Rewrite all the entries below, swapping each "x-tick-label" for "q-axis-tick" and leaving everything else untouched.

>> START MATERIAL SHOWN

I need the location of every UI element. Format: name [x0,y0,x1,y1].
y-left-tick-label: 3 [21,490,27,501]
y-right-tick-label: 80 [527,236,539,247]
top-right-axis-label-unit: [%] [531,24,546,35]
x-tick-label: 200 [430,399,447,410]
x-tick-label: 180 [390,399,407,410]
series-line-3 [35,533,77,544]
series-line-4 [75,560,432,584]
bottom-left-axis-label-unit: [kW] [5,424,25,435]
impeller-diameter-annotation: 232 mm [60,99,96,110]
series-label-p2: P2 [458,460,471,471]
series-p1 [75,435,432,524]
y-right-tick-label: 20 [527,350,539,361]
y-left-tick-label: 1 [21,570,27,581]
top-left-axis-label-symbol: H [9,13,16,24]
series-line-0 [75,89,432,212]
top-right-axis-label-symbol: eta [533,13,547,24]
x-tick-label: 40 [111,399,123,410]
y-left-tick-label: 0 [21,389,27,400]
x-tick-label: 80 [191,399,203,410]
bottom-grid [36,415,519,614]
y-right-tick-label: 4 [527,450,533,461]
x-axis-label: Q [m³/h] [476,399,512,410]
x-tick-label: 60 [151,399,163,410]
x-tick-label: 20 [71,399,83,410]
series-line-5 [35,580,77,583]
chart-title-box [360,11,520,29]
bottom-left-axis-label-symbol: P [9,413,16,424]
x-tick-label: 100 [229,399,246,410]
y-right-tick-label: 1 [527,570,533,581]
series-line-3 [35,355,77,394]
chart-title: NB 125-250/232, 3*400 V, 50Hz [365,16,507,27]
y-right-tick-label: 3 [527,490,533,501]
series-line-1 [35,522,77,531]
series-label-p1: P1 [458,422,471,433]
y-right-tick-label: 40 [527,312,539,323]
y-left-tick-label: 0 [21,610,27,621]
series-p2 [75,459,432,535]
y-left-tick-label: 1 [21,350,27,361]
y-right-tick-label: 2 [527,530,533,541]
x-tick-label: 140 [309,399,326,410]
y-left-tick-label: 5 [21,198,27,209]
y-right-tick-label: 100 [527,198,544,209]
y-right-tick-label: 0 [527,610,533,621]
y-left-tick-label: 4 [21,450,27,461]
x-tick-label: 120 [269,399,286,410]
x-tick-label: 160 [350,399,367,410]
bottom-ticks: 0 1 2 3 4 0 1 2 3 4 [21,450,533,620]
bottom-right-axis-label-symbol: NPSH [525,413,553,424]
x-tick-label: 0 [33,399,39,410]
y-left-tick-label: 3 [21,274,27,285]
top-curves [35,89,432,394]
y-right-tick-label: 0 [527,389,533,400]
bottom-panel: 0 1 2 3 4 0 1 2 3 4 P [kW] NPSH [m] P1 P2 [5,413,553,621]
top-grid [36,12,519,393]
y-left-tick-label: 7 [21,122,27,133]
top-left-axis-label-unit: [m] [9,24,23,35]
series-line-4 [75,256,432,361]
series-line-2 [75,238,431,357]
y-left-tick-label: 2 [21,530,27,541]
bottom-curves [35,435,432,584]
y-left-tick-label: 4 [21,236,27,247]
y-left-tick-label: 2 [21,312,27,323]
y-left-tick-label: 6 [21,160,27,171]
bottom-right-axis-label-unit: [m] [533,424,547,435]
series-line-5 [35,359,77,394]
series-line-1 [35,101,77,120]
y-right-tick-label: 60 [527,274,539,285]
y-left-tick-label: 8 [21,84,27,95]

>> END MATERIAL SHOWN

**REPLY:**
I need the location of every UI element. Format: name [x0,y0,x1,y1].
y-left-tick-label: 3 [21,490,27,501]
y-right-tick-label: 80 [527,236,539,247]
top-right-axis-label-unit: [%] [531,24,546,35]
q-axis-tick: 200 [430,399,447,410]
q-axis-tick: 180 [390,399,407,410]
series-line-3 [35,533,77,544]
series-line-4 [75,560,432,584]
bottom-left-axis-label-unit: [kW] [5,424,25,435]
impeller-diameter-annotation: 232 mm [60,99,96,110]
series-label-p2: P2 [458,460,471,471]
series-p1 [75,435,432,524]
y-right-tick-label: 20 [527,350,539,361]
y-left-tick-label: 1 [21,570,27,581]
top-left-axis-label-symbol: H [9,13,16,24]
series-line-0 [75,89,432,212]
top-right-axis-label-symbol: eta [533,13,547,24]
q-axis-tick: 40 [111,399,123,410]
y-left-tick-label: 0 [21,389,27,400]
q-axis-tick: 80 [191,399,203,410]
bottom-grid [36,415,519,614]
y-right-tick-label: 4 [527,450,533,461]
x-axis-label: Q [m³/h] [476,399,512,410]
q-axis-tick: 60 [151,399,163,410]
q-axis-tick: 20 [71,399,83,410]
series-line-5 [35,580,77,583]
chart-title-box [360,11,520,29]
bottom-left-axis-label-symbol: P [9,413,16,424]
q-axis-tick: 100 [229,399,246,410]
y-right-tick-label: 1 [527,570,533,581]
series-line-3 [35,355,77,394]
chart-title: NB 125-250/232, 3*400 V, 50Hz [365,16,507,27]
y-right-tick-label: 3 [527,490,533,501]
series-line-1 [35,522,77,531]
series-label-p1: P1 [458,422,471,433]
y-right-tick-label: 40 [527,312,539,323]
y-left-tick-label: 0 [21,610,27,621]
series-p2 [75,459,432,535]
y-left-tick-label: 1 [21,350,27,361]
y-right-tick-label: 2 [527,530,533,541]
q-axis-tick: 140 [309,399,326,410]
y-left-tick-label: 5 [21,198,27,209]
y-right-tick-label: 100 [527,198,544,209]
y-right-tick-label: 0 [527,610,533,621]
y-left-tick-label: 4 [21,450,27,461]
q-axis-tick: 120 [269,399,286,410]
q-axis-tick: 160 [350,399,367,410]
bottom-ticks: 0 1 2 3 4 0 1 2 3 4 [21,450,533,620]
bottom-right-axis-label-symbol: NPSH [525,413,553,424]
q-axis-tick: 0 [33,399,39,410]
y-left-tick-label: 3 [21,274,27,285]
top-curves [35,89,432,394]
y-right-tick-label: 0 [527,389,533,400]
bottom-panel: 0 1 2 3 4 0 1 2 3 4 P [kW] NPSH [m] P1 P2 [5,413,553,621]
top-grid [36,12,519,393]
y-left-tick-label: 7 [21,122,27,133]
top-left-axis-label-unit: [m] [9,24,23,35]
series-line-4 [75,256,432,361]
series-line-2 [75,238,431,357]
y-left-tick-label: 2 [21,530,27,541]
bottom-curves [35,435,432,584]
y-left-tick-label: 4 [21,236,27,247]
y-left-tick-label: 2 [21,312,27,323]
y-left-tick-label: 6 [21,160,27,171]
bottom-right-axis-label-unit: [m] [533,424,547,435]
series-line-5 [35,359,77,394]
series-line-1 [35,101,77,120]
y-right-tick-label: 60 [527,274,539,285]
y-left-tick-label: 8 [21,84,27,95]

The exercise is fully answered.